Instructions for the task:
Leave out the images and repeat the listing below without a single change.

Data for this exercise:

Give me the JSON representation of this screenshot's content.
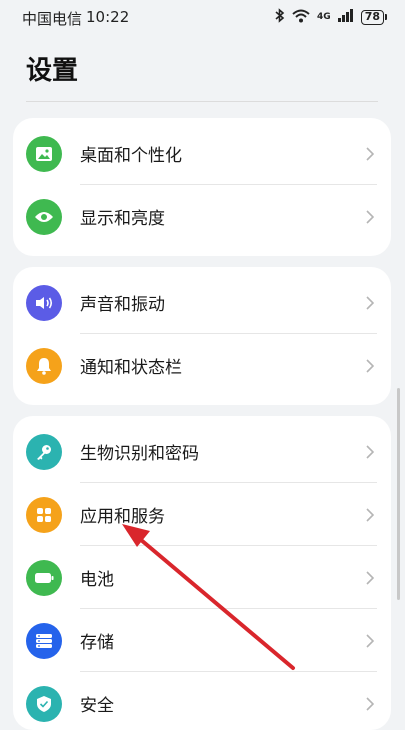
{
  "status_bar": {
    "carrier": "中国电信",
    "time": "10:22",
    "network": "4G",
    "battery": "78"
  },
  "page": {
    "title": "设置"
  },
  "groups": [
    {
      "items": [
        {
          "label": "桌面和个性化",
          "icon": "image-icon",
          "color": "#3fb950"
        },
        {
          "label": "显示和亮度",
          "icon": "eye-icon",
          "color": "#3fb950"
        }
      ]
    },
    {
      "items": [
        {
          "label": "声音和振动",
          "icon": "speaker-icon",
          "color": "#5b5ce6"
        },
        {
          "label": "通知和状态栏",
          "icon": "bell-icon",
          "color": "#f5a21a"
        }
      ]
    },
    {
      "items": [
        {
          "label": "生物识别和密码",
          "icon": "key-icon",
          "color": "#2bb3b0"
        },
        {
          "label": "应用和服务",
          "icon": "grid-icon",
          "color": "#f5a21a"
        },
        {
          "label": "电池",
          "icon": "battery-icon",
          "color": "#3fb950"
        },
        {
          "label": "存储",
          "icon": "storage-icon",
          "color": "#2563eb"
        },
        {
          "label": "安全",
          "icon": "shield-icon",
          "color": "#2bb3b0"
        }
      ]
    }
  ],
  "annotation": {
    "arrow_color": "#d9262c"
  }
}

Correct answer:
Give me the JSON representation of this screenshot's content.
{
  "status_bar": {
    "carrier": "中国电信",
    "time": "10:22",
    "network": "4G",
    "battery": "78"
  },
  "page": {
    "title": "设置"
  },
  "groups": [
    {
      "items": [
        {
          "label": "桌面和个性化",
          "icon": "image-icon",
          "color": "#3fb950"
        },
        {
          "label": "显示和亮度",
          "icon": "eye-icon",
          "color": "#3fb950"
        }
      ]
    },
    {
      "items": [
        {
          "label": "声音和振动",
          "icon": "speaker-icon",
          "color": "#5b5ce6"
        },
        {
          "label": "通知和状态栏",
          "icon": "bell-icon",
          "color": "#f5a21a"
        }
      ]
    },
    {
      "items": [
        {
          "label": "生物识别和密码",
          "icon": "key-icon",
          "color": "#2bb3b0"
        },
        {
          "label": "应用和服务",
          "icon": "grid-icon",
          "color": "#f5a21a"
        },
        {
          "label": "电池",
          "icon": "battery-icon",
          "color": "#3fb950"
        },
        {
          "label": "存储",
          "icon": "storage-icon",
          "color": "#2563eb"
        },
        {
          "label": "安全",
          "icon": "shield-icon",
          "color": "#2bb3b0"
        }
      ]
    }
  ],
  "annotation": {
    "arrow_color": "#d9262c"
  }
}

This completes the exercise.